▸ **Written task**:
Copy each line of the entries that contains the word "hazards".
##### Data to use #####
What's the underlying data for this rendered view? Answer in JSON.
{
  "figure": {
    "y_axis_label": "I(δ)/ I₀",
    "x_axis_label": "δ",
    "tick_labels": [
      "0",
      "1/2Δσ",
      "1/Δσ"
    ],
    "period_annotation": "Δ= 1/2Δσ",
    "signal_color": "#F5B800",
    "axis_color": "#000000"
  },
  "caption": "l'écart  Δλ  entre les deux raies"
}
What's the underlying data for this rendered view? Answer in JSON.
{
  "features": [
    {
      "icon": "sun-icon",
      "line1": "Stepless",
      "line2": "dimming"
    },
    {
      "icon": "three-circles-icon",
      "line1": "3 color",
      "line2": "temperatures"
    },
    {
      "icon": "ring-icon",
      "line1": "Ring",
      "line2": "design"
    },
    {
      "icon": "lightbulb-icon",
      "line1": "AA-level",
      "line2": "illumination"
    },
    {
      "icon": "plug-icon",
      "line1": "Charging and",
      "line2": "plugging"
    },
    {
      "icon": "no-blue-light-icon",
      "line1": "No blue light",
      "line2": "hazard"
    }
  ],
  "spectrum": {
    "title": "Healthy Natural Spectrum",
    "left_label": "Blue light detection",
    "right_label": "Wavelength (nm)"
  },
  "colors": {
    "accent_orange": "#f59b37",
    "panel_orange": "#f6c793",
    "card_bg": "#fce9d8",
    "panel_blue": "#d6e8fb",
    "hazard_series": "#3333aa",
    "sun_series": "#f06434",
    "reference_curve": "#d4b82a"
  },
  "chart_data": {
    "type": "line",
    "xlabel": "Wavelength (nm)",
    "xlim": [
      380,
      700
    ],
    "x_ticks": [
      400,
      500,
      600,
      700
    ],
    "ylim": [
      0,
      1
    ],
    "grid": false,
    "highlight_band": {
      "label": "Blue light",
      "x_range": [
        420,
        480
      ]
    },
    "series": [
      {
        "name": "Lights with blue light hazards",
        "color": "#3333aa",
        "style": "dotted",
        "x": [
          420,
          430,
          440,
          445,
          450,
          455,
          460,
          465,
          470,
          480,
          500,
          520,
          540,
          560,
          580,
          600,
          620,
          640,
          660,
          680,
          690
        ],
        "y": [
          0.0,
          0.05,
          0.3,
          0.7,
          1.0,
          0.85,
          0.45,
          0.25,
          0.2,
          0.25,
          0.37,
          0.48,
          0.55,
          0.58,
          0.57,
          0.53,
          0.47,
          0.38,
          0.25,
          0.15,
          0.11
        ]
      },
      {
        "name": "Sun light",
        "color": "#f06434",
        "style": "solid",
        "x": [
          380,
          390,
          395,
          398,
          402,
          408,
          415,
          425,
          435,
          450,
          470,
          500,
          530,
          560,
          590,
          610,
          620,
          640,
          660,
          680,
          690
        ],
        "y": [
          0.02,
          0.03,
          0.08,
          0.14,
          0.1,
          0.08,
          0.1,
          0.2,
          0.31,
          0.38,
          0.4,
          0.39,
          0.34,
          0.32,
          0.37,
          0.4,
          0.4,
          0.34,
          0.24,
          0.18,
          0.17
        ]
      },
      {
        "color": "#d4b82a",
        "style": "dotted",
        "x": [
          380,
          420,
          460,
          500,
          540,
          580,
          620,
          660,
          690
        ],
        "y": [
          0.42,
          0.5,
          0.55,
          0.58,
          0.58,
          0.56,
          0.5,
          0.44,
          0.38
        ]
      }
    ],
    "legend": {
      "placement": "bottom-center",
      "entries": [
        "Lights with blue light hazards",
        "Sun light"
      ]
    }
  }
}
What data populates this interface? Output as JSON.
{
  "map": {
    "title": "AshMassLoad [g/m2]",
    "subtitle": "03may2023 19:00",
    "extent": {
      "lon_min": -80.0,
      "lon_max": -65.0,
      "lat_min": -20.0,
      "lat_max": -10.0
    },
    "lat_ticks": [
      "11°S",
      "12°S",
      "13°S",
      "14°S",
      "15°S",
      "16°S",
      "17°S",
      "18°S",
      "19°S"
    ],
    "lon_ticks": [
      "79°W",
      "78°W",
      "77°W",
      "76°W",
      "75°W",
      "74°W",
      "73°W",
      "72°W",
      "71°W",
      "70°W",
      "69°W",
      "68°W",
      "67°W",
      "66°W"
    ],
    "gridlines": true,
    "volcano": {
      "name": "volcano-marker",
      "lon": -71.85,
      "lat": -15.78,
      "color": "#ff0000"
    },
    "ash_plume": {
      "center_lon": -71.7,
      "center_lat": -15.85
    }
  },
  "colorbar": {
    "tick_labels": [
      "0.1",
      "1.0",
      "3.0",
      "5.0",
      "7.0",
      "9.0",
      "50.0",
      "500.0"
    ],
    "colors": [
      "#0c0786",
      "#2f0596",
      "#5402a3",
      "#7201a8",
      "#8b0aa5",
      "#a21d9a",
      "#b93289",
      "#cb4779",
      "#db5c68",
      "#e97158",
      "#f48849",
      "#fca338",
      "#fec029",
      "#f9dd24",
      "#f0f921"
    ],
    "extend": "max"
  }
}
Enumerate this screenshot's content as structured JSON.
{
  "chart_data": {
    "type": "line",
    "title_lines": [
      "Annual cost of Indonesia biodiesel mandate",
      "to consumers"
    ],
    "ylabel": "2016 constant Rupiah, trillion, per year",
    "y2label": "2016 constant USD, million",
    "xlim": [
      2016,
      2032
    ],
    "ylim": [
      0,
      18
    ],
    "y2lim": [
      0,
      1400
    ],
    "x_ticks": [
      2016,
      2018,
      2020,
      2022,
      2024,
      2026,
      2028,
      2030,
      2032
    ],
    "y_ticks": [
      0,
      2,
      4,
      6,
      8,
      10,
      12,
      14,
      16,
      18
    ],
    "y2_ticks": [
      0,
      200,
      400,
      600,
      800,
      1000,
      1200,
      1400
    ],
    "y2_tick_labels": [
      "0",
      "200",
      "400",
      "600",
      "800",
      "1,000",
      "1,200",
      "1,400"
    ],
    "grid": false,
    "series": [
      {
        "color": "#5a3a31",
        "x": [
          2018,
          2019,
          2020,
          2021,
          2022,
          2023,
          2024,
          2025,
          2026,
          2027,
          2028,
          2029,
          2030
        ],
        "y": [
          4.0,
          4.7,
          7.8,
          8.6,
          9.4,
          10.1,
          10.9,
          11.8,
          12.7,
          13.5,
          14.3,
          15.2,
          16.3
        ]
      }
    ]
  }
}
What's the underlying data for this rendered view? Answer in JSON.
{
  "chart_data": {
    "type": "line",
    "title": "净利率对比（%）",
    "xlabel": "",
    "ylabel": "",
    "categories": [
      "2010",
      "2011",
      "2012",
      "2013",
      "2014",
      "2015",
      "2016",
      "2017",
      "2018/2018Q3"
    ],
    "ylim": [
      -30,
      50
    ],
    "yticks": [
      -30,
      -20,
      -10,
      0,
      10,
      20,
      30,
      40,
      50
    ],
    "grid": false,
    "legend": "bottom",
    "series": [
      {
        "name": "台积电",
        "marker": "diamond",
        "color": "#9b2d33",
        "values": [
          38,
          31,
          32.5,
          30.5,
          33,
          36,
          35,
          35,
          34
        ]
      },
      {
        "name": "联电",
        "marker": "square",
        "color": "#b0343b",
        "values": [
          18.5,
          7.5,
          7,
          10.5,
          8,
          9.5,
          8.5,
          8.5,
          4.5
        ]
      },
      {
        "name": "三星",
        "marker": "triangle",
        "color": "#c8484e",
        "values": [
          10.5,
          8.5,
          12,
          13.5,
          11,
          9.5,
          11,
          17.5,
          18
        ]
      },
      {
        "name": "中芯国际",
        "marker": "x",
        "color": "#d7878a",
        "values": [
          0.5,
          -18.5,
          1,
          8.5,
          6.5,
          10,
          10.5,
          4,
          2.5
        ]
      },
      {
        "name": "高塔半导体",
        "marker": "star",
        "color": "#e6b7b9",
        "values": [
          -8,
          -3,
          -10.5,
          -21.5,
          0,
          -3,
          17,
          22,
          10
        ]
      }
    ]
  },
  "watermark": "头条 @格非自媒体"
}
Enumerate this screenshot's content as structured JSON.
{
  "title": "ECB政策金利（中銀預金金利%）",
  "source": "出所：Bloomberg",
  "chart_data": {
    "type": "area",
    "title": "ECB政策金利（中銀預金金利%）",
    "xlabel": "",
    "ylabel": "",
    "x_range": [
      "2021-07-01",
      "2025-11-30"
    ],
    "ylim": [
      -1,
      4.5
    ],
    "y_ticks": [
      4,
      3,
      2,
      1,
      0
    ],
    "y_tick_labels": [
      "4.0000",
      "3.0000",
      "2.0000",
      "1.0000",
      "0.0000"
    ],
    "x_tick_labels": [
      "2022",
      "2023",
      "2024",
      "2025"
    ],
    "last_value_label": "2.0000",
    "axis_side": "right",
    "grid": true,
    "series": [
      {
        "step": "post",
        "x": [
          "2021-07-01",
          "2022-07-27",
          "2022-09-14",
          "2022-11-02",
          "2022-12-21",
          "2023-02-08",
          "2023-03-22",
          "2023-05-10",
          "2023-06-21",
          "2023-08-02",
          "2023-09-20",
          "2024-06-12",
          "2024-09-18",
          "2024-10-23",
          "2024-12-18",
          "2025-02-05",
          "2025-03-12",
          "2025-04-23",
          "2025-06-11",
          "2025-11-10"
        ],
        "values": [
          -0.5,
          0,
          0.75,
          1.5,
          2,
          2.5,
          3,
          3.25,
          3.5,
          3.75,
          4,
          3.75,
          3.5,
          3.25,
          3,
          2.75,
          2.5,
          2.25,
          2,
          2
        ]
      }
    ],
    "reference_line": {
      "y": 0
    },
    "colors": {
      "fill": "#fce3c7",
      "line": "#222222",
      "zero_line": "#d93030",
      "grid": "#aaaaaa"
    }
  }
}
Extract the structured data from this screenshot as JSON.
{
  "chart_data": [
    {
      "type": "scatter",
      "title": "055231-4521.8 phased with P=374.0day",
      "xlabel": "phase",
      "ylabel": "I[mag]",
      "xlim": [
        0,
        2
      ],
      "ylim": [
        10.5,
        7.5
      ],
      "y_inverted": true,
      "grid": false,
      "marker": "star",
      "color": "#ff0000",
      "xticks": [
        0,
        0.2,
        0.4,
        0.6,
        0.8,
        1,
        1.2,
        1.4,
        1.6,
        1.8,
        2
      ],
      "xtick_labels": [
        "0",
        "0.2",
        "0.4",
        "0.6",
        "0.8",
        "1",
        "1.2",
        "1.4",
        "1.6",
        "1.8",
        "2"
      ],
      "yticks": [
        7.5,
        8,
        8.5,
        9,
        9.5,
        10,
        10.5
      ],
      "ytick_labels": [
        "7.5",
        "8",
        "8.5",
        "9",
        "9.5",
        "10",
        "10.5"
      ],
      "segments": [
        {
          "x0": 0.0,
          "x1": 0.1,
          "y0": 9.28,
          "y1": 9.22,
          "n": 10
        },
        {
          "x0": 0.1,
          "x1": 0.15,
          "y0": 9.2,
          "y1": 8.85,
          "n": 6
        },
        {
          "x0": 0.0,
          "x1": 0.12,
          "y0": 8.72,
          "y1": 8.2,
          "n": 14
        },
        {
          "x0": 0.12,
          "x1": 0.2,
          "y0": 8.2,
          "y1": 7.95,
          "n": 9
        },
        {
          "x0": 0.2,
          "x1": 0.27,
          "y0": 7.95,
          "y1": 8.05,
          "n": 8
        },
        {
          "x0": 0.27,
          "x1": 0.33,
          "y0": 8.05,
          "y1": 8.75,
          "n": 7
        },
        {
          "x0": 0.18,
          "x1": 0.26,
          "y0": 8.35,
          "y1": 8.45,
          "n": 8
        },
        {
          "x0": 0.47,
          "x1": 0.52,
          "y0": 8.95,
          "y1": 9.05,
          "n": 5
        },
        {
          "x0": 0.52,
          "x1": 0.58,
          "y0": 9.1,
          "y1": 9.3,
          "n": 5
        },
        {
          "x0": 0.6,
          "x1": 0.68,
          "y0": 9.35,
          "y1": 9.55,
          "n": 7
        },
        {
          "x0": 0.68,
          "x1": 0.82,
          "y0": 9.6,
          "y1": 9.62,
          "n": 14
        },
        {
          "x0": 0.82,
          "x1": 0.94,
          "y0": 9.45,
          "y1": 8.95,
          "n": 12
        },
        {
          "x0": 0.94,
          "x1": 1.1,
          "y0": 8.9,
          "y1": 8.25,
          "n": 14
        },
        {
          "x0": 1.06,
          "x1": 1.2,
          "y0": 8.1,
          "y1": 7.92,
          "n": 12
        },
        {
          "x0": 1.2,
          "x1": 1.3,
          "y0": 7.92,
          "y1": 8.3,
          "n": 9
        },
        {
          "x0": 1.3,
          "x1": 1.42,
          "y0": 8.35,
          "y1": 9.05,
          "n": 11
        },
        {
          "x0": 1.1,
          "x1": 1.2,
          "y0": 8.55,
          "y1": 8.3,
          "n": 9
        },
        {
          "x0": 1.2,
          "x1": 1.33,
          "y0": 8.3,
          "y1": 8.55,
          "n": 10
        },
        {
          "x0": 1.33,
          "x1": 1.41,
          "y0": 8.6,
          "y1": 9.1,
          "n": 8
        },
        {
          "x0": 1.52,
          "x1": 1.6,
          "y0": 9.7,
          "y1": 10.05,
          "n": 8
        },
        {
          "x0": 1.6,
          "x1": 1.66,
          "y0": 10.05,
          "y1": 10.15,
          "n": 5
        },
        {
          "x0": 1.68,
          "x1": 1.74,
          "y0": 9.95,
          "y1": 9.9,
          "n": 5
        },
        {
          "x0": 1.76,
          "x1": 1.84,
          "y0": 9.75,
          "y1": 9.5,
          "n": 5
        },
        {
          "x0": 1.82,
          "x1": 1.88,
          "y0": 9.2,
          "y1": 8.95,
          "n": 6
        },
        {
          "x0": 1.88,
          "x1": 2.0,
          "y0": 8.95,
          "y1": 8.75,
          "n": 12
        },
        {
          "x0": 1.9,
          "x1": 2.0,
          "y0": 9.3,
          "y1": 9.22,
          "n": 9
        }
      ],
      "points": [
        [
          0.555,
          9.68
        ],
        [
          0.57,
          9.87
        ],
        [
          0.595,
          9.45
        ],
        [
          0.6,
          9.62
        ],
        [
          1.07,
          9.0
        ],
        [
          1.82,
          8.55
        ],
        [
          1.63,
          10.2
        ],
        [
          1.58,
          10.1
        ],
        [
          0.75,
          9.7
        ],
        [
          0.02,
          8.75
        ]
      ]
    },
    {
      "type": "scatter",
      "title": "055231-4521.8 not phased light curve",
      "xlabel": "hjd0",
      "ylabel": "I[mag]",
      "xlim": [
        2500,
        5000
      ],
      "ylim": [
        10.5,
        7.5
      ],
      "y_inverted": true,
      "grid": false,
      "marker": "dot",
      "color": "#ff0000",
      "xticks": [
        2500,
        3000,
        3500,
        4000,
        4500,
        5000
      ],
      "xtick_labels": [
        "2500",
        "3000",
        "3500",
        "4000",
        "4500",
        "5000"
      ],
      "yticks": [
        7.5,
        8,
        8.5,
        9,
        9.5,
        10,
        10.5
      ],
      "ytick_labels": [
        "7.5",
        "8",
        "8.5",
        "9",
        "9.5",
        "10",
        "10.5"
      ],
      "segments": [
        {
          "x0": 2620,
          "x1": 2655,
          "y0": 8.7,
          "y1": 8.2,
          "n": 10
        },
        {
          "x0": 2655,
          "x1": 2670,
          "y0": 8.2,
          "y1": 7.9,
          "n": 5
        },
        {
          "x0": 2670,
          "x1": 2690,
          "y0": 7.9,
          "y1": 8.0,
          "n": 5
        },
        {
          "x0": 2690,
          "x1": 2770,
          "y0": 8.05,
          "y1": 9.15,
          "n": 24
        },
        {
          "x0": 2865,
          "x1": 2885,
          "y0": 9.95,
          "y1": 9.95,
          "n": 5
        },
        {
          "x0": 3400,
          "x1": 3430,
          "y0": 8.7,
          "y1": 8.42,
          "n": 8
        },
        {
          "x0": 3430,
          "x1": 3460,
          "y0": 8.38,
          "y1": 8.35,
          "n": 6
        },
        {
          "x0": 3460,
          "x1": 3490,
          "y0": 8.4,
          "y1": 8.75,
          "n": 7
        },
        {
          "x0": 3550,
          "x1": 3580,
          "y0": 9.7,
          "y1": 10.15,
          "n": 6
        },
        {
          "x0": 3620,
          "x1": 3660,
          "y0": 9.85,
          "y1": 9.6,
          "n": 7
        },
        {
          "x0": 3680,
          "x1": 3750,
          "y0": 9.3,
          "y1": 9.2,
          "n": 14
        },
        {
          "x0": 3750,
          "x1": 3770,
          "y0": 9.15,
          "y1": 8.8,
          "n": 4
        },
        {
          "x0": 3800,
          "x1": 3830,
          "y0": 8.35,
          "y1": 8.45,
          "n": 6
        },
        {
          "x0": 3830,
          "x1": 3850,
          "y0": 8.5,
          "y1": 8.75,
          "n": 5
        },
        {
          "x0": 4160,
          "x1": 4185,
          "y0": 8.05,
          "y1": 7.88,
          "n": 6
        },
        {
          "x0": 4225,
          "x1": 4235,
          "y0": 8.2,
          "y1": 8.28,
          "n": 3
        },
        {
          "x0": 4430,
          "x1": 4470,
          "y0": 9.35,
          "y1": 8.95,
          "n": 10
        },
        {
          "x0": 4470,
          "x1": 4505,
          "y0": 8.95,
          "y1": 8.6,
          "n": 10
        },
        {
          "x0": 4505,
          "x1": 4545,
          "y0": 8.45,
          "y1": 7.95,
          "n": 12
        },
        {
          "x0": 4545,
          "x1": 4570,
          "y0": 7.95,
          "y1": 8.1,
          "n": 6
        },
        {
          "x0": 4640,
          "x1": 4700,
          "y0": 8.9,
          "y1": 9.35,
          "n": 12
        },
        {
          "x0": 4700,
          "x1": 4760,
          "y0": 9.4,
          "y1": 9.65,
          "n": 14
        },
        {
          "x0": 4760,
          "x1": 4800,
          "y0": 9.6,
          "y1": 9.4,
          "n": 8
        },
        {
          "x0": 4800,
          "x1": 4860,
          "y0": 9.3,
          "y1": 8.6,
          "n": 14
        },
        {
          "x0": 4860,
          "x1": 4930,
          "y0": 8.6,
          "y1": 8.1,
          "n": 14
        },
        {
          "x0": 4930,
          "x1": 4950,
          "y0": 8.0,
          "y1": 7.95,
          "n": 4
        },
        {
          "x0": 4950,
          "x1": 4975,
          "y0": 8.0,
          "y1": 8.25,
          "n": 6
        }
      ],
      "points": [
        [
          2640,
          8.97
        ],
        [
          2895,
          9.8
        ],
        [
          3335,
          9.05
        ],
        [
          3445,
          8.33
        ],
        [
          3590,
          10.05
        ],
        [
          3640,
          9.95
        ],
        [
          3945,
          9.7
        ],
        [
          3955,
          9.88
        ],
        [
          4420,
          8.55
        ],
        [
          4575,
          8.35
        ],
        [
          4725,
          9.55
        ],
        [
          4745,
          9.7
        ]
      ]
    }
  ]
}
#####
▸ **The response**:
        "name": "Lights with blue light hazards",
        "Lights with blue light hazards",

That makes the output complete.